STATED EXERCISE: Print the listing below exactly.

___ RECORDS SUPPLIED

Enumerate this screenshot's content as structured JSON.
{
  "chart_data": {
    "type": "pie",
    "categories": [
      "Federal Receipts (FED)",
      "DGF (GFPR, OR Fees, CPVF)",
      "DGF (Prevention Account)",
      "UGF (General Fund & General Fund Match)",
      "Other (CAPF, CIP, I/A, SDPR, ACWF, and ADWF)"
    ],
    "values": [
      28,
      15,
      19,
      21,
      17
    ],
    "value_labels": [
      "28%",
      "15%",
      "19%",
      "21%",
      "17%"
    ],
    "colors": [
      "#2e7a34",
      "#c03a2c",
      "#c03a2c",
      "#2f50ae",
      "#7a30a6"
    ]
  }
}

______

OUTPUT BELOW:
Enumerate this screenshot's content as structured JSON.
{
  "chart_data": {
    "type": "pie",
    "categories": [
      "Federal Receipts (FED)",
      "DGF (GFPR, OR Fees, CPVF)",
      "DGF (Prevention Account)",
      "UGF (General Fund & General Fund Match)",
      "Other (CAPF, CIP, I/A, SDPR, ACWF, and ADWF)"
    ],
    "values": [
      28,
      15,
      19,
      21,
      17
    ],
    "value_labels": [
      "28%",
      "15%",
      "19%",
      "21%",
      "17%"
    ],
    "colors": [
      "#2e7a34",
      "#c03a2c",
      "#c03a2c",
      "#2f50ae",
      "#7a30a6"
    ]
  }
}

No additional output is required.